-- Start of Stored data --

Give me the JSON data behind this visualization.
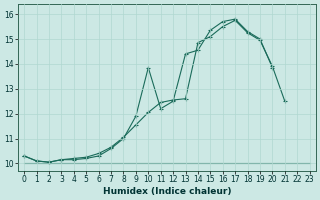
{
  "xlabel": "Humidex (Indice chaleur)",
  "xlim": [
    -0.5,
    23.5
  ],
  "ylim": [
    9.7,
    16.4
  ],
  "yticks": [
    10,
    11,
    12,
    13,
    14,
    15,
    16
  ],
  "xticks": [
    0,
    1,
    2,
    3,
    4,
    5,
    6,
    7,
    8,
    9,
    10,
    11,
    12,
    13,
    14,
    15,
    16,
    17,
    18,
    19,
    20,
    21,
    22,
    23
  ],
  "bg_color": "#cce8e4",
  "line_color": "#1a6b5a",
  "line1_x": [
    0,
    1,
    2,
    3,
    4,
    5,
    6,
    7,
    8,
    9,
    10,
    11,
    12,
    13,
    14,
    15,
    16,
    17,
    18,
    19,
    20,
    21
  ],
  "line1_y": [
    10.3,
    10.1,
    10.05,
    10.15,
    10.2,
    10.25,
    10.4,
    10.65,
    11.05,
    11.55,
    12.05,
    12.45,
    12.55,
    12.6,
    14.85,
    15.1,
    15.5,
    15.75,
    15.25,
    14.95,
    13.9,
    12.5
  ],
  "line2_x": [
    0,
    1,
    2,
    3,
    4,
    5,
    6,
    7,
    8,
    9,
    10,
    11,
    12,
    13,
    14,
    15,
    16,
    17,
    18,
    19,
    20,
    21,
    22,
    23
  ],
  "line2_y": [
    10.3,
    10.1,
    10.05,
    10.15,
    10.15,
    10.2,
    10.3,
    10.6,
    11.0,
    11.9,
    13.85,
    12.2,
    12.5,
    14.4,
    14.55,
    15.35,
    15.7,
    15.8,
    15.3,
    15.0,
    13.85,
    null,
    null,
    null
  ],
  "line3_x": [
    0,
    18,
    23
  ],
  "line3_y": [
    10.0,
    10.0,
    10.0
  ]
}
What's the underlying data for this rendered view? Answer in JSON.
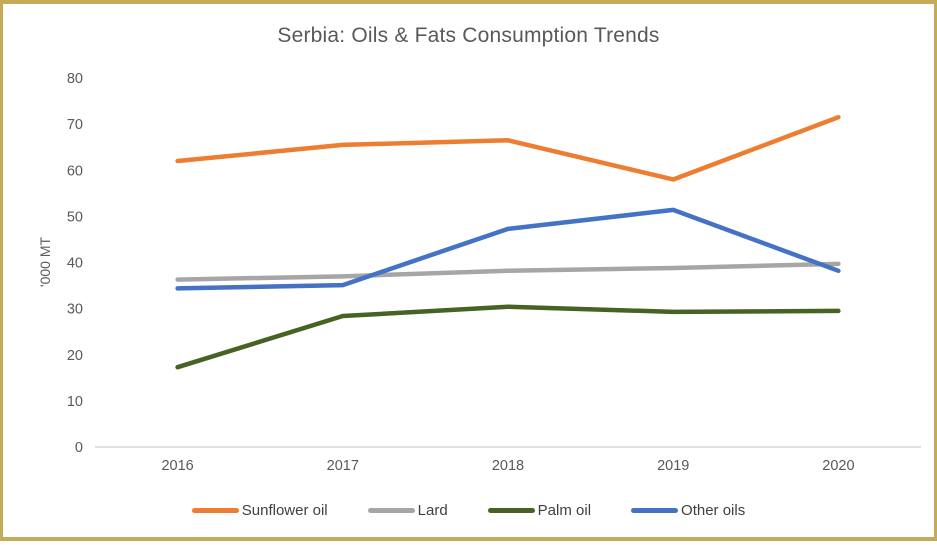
{
  "window": {
    "border_color": "#C5AA5A",
    "background": "#ffffff"
  },
  "chart_data": {
    "type": "line",
    "title": "Serbia: Oils & Fats Consumption Trends",
    "xlabel": "",
    "ylabel": "'000 MT",
    "categories": [
      "2016",
      "2017",
      "2018",
      "2019",
      "2020"
    ],
    "y_ticks": [
      0,
      10,
      20,
      30,
      40,
      50,
      60,
      70,
      80
    ],
    "ylim": [
      0,
      80
    ],
    "grid": false,
    "legend_position": "bottom",
    "axis_color": "#D9D9D9",
    "text_color": "#595959",
    "legend_text_color": "#404040",
    "series": [
      {
        "name": "Sunflower oil",
        "color": "#ED7D31",
        "values": [
          62.0,
          65.5,
          66.5,
          58.0,
          71.5
        ]
      },
      {
        "name": "Lard",
        "color": "#A6A6A6",
        "values": [
          36.3,
          37.0,
          38.2,
          38.8,
          39.7
        ]
      },
      {
        "name": "Palm oil",
        "color": "#466324",
        "values": [
          17.3,
          28.4,
          30.4,
          29.3,
          29.5
        ]
      },
      {
        "name": "Other oils",
        "color": "#4472C4",
        "values": [
          34.4,
          35.1,
          47.3,
          51.4,
          38.2
        ]
      }
    ]
  }
}
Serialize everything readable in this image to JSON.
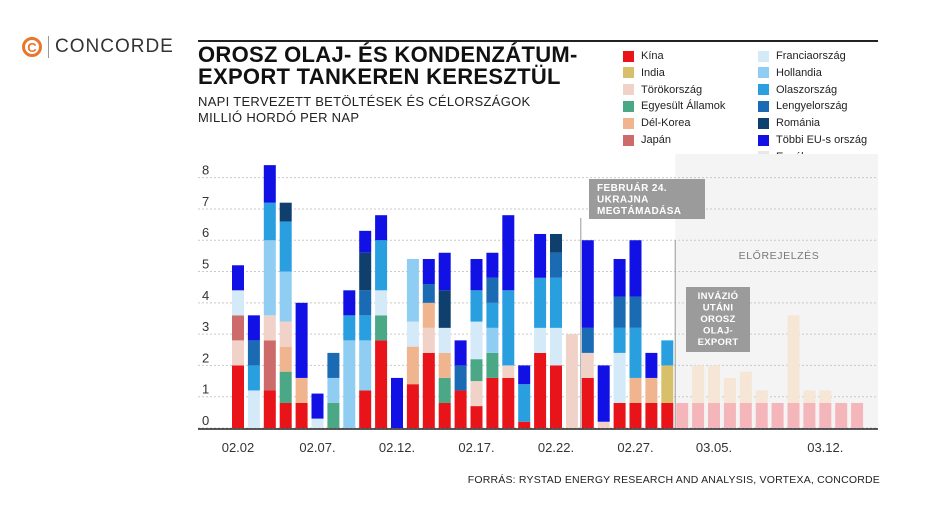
{
  "brand": {
    "logo_letter": "C",
    "name": "CONCORDE",
    "accent_color": "#e8762d"
  },
  "title_lines": [
    "OROSZ OLAJ- ÉS KONDENZÁTUM-",
    "EXPORT TANKEREN KERESZTÜL"
  ],
  "subtitle_lines": [
    "NAPI TERVEZETT BETÖLTÉSEK ÉS CÉLORSZÁGOK",
    "MILLIÓ HORDÓ PER NAP"
  ],
  "source": "FORRÁS: RYSTAD ENERGY RESEARCH AND ANALYSIS, VORTEXA, CONCORDE",
  "annotations": {
    "invasion": [
      "FEBRUÁR 24.",
      "UKRAJNA",
      "MEGTÁMADÁSA"
    ],
    "forecast": "ELŐREJELZÉS",
    "post_invasion": [
      "INVÁZIÓ",
      "UTÁNI",
      "OROSZ",
      "OLAJ-",
      "EXPORT"
    ]
  },
  "chart_data": {
    "type": "bar",
    "stacked": true,
    "ylim": [
      0,
      8.5
    ],
    "yticks": [
      0,
      1,
      2,
      3,
      4,
      5,
      6,
      7,
      8
    ],
    "grid": true,
    "legend_position": "top-right",
    "xtick_labels": [
      "02.02",
      "02.07.",
      "02.12.",
      "02.17.",
      "02.22.",
      "02.27.",
      "03.05.",
      "03.12."
    ],
    "xtick_category_index": [
      0,
      5,
      10,
      15,
      20,
      25,
      30,
      37
    ],
    "series_colors": {
      "Kína": "#e8141a",
      "India": "#d8bf6a",
      "Törökország": "#f1d2c8",
      "Egyesült Államok": "#4aa886",
      "Dél-Korea": "#f0b48e",
      "Japán": "#cd6b6b",
      "Franciaország": "#d4eaf8",
      "Hollandia": "#8fcdf2",
      "Olaszország": "#2a9fe0",
      "Lengyelország": "#1a6bb3",
      "Románia": "#0f3f6d",
      "Többi EU-s ország": "#1111e6",
      "Egyéb": "#e8e8e8"
    },
    "legend_col1": [
      "Kína",
      "India",
      "Törökország",
      "Egyesült Államok",
      "Dél-Korea",
      "Japán"
    ],
    "legend_col2": [
      "Franciaország",
      "Hollandia",
      "Olaszország",
      "Lengyelország",
      "Románia",
      "Többi EU-s ország",
      "Egyéb"
    ],
    "bars": [
      {
        "category": "02.02",
        "segments": [
          [
            "Kína",
            2.0
          ],
          [
            "Törökország",
            0.8
          ],
          [
            "Japán",
            0.8
          ],
          [
            "Franciaország",
            0.8
          ],
          [
            "Többi EU-s ország",
            0.8
          ]
        ]
      },
      {
        "category": "02.03",
        "segments": [
          [
            "Franciaország",
            1.2
          ],
          [
            "Olaszország",
            0.8
          ],
          [
            "Lengyelország",
            0.8
          ],
          [
            "Többi EU-s ország",
            0.8
          ]
        ]
      },
      {
        "category": "02.04",
        "segments": [
          [
            "Kína",
            1.2
          ],
          [
            "Japán",
            1.6
          ],
          [
            "Törökország",
            0.8
          ],
          [
            "Hollandia",
            2.4
          ],
          [
            "Olaszország",
            1.2
          ],
          [
            "Többi EU-s ország",
            1.2
          ]
        ]
      },
      {
        "category": "02.05",
        "segments": [
          [
            "Kína",
            0.8
          ],
          [
            "Egyesült Államok",
            1.0
          ],
          [
            "Dél-Korea",
            0.8
          ],
          [
            "Törökország",
            0.8
          ],
          [
            "Hollandia",
            1.6
          ],
          [
            "Olaszország",
            1.6
          ],
          [
            "Románia",
            0.6
          ]
        ]
      },
      {
        "category": "02.06",
        "segments": [
          [
            "Kína",
            0.8
          ],
          [
            "Dél-Korea",
            0.8
          ],
          [
            "Többi EU-s ország",
            2.4
          ]
        ]
      },
      {
        "category": "02.07",
        "segments": [
          [
            "Franciaország",
            0.3
          ],
          [
            "Többi EU-s ország",
            0.8
          ]
        ]
      },
      {
        "category": "02.08",
        "segments": [
          [
            "Egyesült Államok",
            0.8
          ],
          [
            "Hollandia",
            0.8
          ],
          [
            "Olaszország",
            0.0
          ],
          [
            "Lengyelország",
            0.8
          ]
        ]
      },
      {
        "category": "02.09",
        "segments": [
          [
            "Hollandia",
            2.8
          ],
          [
            "Olaszország",
            0.8
          ],
          [
            "Többi EU-s ország",
            0.8
          ]
        ]
      },
      {
        "category": "02.10",
        "segments": [
          [
            "Kína",
            1.2
          ],
          [
            "Hollandia",
            1.6
          ],
          [
            "Olaszország",
            0.8
          ],
          [
            "Lengyelország",
            0.8
          ],
          [
            "Románia",
            1.2
          ],
          [
            "Többi EU-s ország",
            0.7
          ]
        ]
      },
      {
        "category": "02.11",
        "segments": [
          [
            "Kína",
            2.8
          ],
          [
            "Egyesült Államok",
            0.8
          ],
          [
            "Franciaország",
            0.8
          ],
          [
            "Olaszország",
            1.6
          ],
          [
            "Többi EU-s ország",
            0.8
          ]
        ]
      },
      {
        "category": "02.12",
        "segments": [
          [
            "Többi EU-s ország",
            1.6
          ]
        ]
      },
      {
        "category": "02.13",
        "segments": [
          [
            "Kína",
            1.4
          ],
          [
            "Dél-Korea",
            1.2
          ],
          [
            "Franciaország",
            0.8
          ],
          [
            "Hollandia",
            2.0
          ]
        ]
      },
      {
        "category": "02.14",
        "segments": [
          [
            "Kína",
            2.4
          ],
          [
            "Törökország",
            0.8
          ],
          [
            "Dél-Korea",
            0.8
          ],
          [
            "Lengyelország",
            0.6
          ],
          [
            "Többi EU-s ország",
            0.8
          ]
        ]
      },
      {
        "category": "02.15",
        "segments": [
          [
            "Kína",
            0.8
          ],
          [
            "Egyesült Államok",
            0.8
          ],
          [
            "Dél-Korea",
            0.8
          ],
          [
            "Franciaország",
            0.8
          ],
          [
            "Románia",
            1.2
          ],
          [
            "Többi EU-s ország",
            1.2
          ]
        ]
      },
      {
        "category": "02.16",
        "segments": [
          [
            "Kína",
            1.2
          ],
          [
            "Lengyelország",
            0.8
          ],
          [
            "Többi EU-s ország",
            0.8
          ]
        ]
      },
      {
        "category": "02.17",
        "segments": [
          [
            "Kína",
            0.7
          ],
          [
            "Törökország",
            0.8
          ],
          [
            "Egyesült Államok",
            0.7
          ],
          [
            "Franciaország",
            1.2
          ],
          [
            "Olaszország",
            1.0
          ],
          [
            "Többi EU-s ország",
            1.0
          ]
        ]
      },
      {
        "category": "02.18",
        "segments": [
          [
            "Kína",
            1.6
          ],
          [
            "Egyesült Államok",
            0.8
          ],
          [
            "Hollandia",
            0.8
          ],
          [
            "Olaszország",
            0.8
          ],
          [
            "Lengyelország",
            0.8
          ],
          [
            "Többi EU-s ország",
            0.8
          ]
        ]
      },
      {
        "category": "02.19",
        "segments": [
          [
            "Kína",
            1.6
          ],
          [
            "Törökország",
            0.4
          ],
          [
            "Olaszország",
            2.4
          ],
          [
            "Többi EU-s ország",
            2.4
          ]
        ]
      },
      {
        "category": "02.20",
        "segments": [
          [
            "Kína",
            0.2
          ],
          [
            "Olaszország",
            1.2
          ],
          [
            "Többi EU-s ország",
            0.6
          ]
        ]
      },
      {
        "category": "02.21",
        "segments": [
          [
            "Kína",
            2.4
          ],
          [
            "Franciaország",
            0.8
          ],
          [
            "Olaszország",
            1.6
          ],
          [
            "Többi EU-s ország",
            1.4
          ]
        ]
      },
      {
        "category": "02.22",
        "segments": [
          [
            "Kína",
            2.0
          ],
          [
            "Franciaország",
            1.2
          ],
          [
            "Olaszország",
            1.6
          ],
          [
            "Lengyelország",
            0.8
          ],
          [
            "Románia",
            0.6
          ]
        ]
      },
      {
        "category": "02.23",
        "segments": [
          [
            "Törökország",
            3.0
          ]
        ]
      },
      {
        "category": "02.24",
        "segments": [
          [
            "Kína",
            1.6
          ],
          [
            "Törökország",
            0.8
          ],
          [
            "Lengyelország",
            0.8
          ],
          [
            "Többi EU-s ország",
            2.8
          ]
        ]
      },
      {
        "category": "02.25",
        "segments": [
          [
            "Törökország",
            0.2
          ],
          [
            "Többi EU-s ország",
            1.8
          ]
        ]
      },
      {
        "category": "02.26",
        "segments": [
          [
            "Kína",
            0.8
          ],
          [
            "Franciaország",
            1.6
          ],
          [
            "Olaszország",
            0.8
          ],
          [
            "Lengyelország",
            1.0
          ],
          [
            "Többi EU-s ország",
            1.2
          ]
        ]
      },
      {
        "category": "02.27",
        "segments": [
          [
            "Kína",
            0.8
          ],
          [
            "Dél-Korea",
            0.8
          ],
          [
            "Olaszország",
            1.6
          ],
          [
            "Lengyelország",
            1.0
          ],
          [
            "Többi EU-s ország",
            1.8
          ]
        ]
      },
      {
        "category": "02.28",
        "segments": [
          [
            "Kína",
            0.8
          ],
          [
            "Dél-Korea",
            0.8
          ],
          [
            "Lengyelország",
            0.0
          ],
          [
            "Többi EU-s ország",
            0.8
          ]
        ]
      },
      {
        "category": "03.01",
        "segments": [
          [
            "Kína",
            0.8
          ],
          [
            "India",
            1.2
          ],
          [
            "Olaszország",
            0.8
          ]
        ]
      }
    ],
    "forecast": [
      0.8,
      2.0,
      2.0,
      1.6,
      1.8,
      1.2,
      0.8,
      3.6,
      1.2,
      1.2,
      0.8,
      0.8
    ],
    "forecast_base": 0.8,
    "forecast_colors": {
      "base": "#f5b6bb",
      "top": "#f5e6d6"
    }
  }
}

-- End of Stored data --

### Set exercise:
How many lines in the records above contain the word "this"? Give only the number.

### Answer in full:
3